*Problem description*. Locate and copy all lines bearing the word "this".

⟨

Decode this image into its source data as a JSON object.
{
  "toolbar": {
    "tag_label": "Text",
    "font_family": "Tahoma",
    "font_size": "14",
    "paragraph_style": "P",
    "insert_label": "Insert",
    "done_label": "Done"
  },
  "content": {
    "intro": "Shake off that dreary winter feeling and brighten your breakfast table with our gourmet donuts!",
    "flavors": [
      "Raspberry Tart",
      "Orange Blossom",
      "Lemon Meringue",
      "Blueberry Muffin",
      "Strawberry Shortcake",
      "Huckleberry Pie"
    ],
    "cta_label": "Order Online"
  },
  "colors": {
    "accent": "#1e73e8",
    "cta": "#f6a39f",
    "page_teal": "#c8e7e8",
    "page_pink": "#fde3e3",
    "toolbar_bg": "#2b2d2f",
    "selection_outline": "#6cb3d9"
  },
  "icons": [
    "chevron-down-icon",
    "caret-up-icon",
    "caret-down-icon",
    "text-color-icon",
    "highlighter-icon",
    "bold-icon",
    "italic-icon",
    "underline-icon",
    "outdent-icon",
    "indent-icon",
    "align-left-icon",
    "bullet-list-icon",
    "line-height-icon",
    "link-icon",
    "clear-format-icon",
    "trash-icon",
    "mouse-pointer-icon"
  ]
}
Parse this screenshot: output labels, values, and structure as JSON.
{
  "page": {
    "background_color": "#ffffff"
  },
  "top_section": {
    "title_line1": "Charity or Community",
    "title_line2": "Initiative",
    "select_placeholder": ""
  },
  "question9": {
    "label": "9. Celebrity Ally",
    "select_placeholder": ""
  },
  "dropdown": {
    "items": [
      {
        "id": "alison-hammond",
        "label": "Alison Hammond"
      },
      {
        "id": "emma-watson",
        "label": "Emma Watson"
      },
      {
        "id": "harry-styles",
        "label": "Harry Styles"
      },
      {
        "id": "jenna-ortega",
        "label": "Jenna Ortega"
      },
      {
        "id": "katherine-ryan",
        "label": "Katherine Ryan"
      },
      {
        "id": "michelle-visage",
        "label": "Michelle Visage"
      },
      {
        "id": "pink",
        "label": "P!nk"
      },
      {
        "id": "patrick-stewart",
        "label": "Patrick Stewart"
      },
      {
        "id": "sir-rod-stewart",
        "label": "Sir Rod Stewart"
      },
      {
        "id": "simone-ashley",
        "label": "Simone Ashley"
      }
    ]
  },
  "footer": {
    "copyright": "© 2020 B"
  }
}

⟩

*The answer*.
Decode this image into its source data as a JSON object.
Parse this screenshot: output labels, values, and structure as JSON.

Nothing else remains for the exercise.